Lines that include the word "color" are the ones to copy.

Collected data entries:
Start

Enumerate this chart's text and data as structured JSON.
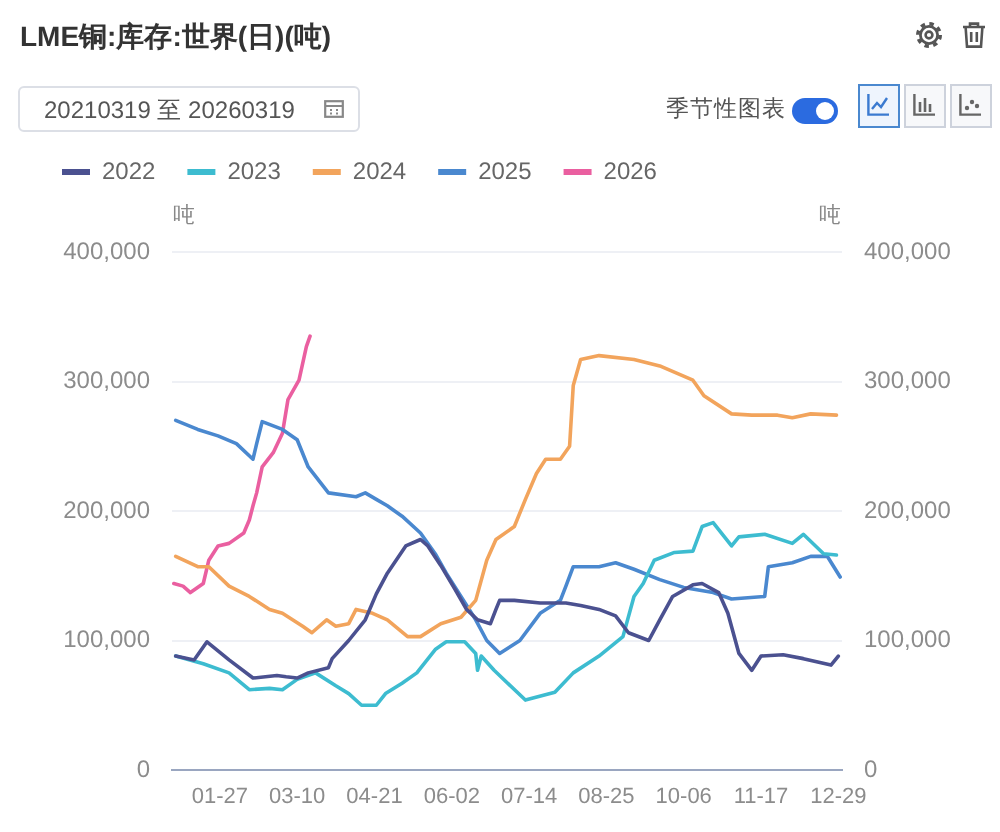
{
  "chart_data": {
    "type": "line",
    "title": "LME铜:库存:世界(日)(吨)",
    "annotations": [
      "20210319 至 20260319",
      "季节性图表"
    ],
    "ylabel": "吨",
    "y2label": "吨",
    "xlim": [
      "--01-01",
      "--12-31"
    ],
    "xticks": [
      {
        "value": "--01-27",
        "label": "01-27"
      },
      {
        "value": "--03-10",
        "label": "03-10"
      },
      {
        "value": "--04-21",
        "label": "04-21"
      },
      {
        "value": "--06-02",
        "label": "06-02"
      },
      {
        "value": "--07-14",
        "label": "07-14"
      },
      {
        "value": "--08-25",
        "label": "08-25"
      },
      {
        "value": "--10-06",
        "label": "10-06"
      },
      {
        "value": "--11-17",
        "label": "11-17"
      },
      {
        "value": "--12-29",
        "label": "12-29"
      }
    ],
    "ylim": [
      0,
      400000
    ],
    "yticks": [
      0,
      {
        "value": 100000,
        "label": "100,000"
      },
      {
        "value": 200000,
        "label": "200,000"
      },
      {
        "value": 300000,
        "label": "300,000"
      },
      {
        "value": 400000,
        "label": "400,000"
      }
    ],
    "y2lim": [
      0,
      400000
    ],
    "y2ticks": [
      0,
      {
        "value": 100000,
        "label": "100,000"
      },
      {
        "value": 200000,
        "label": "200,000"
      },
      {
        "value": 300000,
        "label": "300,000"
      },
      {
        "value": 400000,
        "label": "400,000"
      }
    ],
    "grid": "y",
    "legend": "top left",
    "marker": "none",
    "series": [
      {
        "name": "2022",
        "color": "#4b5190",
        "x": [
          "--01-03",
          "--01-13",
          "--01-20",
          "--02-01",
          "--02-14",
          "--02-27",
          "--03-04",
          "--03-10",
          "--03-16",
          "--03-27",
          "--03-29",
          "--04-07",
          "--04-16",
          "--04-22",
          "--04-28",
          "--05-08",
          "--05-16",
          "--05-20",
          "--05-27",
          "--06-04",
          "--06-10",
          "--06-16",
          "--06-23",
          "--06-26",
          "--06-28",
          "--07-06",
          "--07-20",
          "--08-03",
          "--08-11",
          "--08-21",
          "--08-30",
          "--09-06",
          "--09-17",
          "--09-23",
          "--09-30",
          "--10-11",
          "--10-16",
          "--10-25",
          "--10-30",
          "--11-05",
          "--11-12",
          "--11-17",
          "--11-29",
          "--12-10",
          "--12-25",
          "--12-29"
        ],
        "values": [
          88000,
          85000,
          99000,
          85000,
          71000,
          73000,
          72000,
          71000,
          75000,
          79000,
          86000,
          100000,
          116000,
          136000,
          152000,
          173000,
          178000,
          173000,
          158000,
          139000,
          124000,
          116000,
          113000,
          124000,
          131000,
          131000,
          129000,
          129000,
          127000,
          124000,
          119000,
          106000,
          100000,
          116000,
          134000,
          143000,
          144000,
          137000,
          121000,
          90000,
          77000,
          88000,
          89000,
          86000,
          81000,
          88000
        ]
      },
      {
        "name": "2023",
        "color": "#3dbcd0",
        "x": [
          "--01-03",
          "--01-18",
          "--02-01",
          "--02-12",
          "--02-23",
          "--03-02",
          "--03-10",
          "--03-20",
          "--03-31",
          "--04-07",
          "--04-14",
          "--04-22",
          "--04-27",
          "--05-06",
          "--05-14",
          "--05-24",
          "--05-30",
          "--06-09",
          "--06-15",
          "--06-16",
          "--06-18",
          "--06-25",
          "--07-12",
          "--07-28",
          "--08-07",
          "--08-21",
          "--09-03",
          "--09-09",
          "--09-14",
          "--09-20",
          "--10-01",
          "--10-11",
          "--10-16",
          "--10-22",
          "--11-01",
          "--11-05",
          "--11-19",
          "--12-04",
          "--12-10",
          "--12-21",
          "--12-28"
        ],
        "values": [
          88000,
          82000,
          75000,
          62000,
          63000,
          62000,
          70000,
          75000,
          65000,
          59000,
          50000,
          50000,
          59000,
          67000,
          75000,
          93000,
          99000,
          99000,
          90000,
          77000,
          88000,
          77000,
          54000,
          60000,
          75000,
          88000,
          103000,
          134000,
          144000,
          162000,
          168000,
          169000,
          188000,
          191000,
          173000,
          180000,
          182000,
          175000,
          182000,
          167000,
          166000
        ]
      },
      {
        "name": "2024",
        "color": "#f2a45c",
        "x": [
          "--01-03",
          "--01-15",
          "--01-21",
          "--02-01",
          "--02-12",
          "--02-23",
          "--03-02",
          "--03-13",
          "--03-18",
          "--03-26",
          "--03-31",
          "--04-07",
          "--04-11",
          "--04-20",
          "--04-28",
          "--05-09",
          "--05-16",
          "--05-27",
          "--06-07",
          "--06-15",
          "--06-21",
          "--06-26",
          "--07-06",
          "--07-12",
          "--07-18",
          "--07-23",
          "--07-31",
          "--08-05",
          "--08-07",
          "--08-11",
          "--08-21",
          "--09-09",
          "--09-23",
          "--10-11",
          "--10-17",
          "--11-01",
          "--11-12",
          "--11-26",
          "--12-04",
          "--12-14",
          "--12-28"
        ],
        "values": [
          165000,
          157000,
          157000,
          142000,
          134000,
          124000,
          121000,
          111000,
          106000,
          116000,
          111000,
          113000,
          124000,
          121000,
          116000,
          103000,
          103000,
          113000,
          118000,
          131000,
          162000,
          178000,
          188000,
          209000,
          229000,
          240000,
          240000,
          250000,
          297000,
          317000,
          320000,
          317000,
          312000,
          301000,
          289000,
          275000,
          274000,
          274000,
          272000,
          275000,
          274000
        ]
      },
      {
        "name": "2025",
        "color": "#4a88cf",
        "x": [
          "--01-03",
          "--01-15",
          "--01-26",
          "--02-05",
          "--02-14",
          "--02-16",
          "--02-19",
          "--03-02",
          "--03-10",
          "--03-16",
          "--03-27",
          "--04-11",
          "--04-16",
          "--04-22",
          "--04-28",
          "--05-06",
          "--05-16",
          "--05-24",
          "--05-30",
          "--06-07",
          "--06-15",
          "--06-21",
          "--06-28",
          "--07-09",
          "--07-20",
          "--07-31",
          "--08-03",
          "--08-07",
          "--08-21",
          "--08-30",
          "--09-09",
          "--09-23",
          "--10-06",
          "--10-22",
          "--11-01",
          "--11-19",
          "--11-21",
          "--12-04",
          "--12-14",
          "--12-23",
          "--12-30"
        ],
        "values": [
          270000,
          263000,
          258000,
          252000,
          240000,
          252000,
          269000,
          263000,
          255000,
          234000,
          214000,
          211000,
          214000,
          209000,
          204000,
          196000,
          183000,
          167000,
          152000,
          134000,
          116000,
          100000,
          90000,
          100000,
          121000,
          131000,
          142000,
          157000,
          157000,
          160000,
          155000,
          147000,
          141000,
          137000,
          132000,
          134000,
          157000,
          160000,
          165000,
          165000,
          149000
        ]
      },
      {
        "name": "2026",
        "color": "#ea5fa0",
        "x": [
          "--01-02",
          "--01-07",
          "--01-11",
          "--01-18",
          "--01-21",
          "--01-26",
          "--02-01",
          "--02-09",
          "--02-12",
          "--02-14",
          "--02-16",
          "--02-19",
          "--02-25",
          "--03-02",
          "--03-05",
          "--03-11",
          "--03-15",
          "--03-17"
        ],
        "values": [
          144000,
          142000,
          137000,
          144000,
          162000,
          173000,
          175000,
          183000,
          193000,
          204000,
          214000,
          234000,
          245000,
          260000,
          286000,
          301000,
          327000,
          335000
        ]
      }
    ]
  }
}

End

FINAL ANSWER:
        "color": "#4b5190",
        "color": "#3dbcd0",
        "color": "#f2a45c",
        "color": "#4a88cf",
        "color": "#ea5fa0",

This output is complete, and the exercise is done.